#### [Input data]
--*--

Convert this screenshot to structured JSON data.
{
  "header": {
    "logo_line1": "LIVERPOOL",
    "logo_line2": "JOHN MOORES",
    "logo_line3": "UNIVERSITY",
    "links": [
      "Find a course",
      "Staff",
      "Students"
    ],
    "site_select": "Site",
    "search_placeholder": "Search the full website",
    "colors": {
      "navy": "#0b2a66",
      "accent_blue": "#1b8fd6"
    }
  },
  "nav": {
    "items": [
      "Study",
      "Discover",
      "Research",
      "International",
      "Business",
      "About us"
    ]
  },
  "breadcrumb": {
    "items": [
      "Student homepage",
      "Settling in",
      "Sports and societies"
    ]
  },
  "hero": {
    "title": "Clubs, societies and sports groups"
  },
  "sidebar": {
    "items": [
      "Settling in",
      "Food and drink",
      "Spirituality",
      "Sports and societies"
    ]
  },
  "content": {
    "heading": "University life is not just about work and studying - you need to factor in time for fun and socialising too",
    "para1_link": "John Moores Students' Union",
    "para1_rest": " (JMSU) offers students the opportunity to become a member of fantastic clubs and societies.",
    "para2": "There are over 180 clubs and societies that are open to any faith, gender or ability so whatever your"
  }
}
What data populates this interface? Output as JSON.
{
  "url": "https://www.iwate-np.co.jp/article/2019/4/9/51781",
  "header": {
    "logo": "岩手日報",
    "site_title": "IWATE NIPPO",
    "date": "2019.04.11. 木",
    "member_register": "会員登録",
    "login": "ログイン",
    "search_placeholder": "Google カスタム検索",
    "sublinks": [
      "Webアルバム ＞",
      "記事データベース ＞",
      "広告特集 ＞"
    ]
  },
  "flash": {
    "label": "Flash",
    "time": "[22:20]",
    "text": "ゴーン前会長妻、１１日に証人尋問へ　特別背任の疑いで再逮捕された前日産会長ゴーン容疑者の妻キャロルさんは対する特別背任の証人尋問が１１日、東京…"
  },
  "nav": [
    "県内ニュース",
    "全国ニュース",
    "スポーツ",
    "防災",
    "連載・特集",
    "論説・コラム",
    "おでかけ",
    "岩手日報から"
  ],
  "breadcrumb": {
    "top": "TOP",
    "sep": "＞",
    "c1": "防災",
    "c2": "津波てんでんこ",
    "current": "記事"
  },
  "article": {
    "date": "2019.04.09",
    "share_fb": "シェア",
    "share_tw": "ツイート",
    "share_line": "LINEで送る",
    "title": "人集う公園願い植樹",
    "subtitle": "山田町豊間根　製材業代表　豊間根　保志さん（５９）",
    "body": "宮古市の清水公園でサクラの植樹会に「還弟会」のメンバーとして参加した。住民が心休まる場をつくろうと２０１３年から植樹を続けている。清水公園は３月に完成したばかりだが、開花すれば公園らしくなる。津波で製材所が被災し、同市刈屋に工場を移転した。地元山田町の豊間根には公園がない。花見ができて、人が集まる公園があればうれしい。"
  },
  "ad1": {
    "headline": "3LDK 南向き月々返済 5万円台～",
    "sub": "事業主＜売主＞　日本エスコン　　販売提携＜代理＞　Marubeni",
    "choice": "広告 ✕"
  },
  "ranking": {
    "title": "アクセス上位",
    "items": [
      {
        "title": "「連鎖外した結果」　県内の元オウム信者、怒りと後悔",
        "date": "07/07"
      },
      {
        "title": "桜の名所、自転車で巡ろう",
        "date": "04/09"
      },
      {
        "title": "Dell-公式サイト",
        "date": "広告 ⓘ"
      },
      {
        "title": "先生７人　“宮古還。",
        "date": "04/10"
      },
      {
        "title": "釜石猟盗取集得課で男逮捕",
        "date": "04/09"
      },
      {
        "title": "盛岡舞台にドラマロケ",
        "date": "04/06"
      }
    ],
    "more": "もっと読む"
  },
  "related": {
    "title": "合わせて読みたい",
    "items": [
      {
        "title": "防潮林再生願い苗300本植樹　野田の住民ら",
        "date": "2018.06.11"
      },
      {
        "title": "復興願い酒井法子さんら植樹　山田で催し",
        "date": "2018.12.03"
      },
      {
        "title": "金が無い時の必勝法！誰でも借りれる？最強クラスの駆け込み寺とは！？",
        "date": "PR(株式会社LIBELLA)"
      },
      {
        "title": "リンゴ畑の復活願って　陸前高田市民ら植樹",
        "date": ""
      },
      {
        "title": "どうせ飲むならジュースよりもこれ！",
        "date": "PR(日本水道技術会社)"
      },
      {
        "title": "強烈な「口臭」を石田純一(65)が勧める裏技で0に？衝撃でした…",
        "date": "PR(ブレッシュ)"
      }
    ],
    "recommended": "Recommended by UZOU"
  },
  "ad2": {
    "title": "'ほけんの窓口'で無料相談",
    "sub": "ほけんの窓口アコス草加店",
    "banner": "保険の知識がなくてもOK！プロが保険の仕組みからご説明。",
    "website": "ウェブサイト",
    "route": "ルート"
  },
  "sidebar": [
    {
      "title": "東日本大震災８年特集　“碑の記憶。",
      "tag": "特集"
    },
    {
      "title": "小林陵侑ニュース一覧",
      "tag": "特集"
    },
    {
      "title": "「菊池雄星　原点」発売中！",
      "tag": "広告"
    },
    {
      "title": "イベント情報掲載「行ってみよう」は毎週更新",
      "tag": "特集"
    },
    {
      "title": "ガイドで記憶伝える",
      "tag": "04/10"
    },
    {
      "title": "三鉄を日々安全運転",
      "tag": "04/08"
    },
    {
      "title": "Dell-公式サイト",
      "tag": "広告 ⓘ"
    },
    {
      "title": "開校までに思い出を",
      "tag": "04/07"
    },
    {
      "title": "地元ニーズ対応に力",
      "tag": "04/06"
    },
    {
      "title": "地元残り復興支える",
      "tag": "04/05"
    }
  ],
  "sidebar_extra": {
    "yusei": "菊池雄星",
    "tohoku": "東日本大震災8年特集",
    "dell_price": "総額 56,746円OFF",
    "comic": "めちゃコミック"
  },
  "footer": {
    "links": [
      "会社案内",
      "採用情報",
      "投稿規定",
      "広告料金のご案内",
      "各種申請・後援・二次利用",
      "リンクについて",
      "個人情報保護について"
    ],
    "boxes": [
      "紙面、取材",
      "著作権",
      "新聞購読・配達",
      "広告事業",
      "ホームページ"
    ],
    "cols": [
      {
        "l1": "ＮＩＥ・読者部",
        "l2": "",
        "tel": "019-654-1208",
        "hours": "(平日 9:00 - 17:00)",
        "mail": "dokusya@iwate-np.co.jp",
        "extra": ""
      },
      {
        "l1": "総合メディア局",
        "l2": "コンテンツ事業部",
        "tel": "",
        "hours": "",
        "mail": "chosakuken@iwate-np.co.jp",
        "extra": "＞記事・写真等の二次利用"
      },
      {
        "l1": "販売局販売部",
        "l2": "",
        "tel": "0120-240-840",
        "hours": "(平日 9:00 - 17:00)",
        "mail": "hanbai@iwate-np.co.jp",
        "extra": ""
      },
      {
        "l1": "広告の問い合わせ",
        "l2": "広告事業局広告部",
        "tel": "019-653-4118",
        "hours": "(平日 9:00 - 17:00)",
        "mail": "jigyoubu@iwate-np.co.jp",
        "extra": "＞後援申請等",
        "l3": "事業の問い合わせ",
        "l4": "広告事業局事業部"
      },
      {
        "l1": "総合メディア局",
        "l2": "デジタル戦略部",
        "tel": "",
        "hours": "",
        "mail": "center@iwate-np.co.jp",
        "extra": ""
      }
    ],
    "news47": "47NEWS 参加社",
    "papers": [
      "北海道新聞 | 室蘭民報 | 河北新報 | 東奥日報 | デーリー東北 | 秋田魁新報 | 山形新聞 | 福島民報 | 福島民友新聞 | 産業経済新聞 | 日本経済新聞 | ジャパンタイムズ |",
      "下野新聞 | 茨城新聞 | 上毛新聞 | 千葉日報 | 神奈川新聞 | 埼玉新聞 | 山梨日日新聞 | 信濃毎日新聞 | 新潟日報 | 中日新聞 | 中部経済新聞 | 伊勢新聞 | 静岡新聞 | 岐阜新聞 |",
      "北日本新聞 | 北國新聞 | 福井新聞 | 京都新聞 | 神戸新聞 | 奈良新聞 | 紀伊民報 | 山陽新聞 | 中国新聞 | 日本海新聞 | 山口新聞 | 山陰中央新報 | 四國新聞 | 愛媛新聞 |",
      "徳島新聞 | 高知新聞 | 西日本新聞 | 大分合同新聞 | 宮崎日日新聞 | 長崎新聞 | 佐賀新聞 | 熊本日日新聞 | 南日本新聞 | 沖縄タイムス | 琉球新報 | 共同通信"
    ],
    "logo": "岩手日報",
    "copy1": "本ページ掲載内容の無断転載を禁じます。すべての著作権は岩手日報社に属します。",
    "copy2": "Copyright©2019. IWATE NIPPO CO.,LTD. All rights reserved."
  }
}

--*--

#### [Task goal]
Lines that hold the word "this" are the ones to return, every one of them.

#### [Reply to the task]
Convert this screenshot to structured JSON data.
What data populates this interface? Output as JSON.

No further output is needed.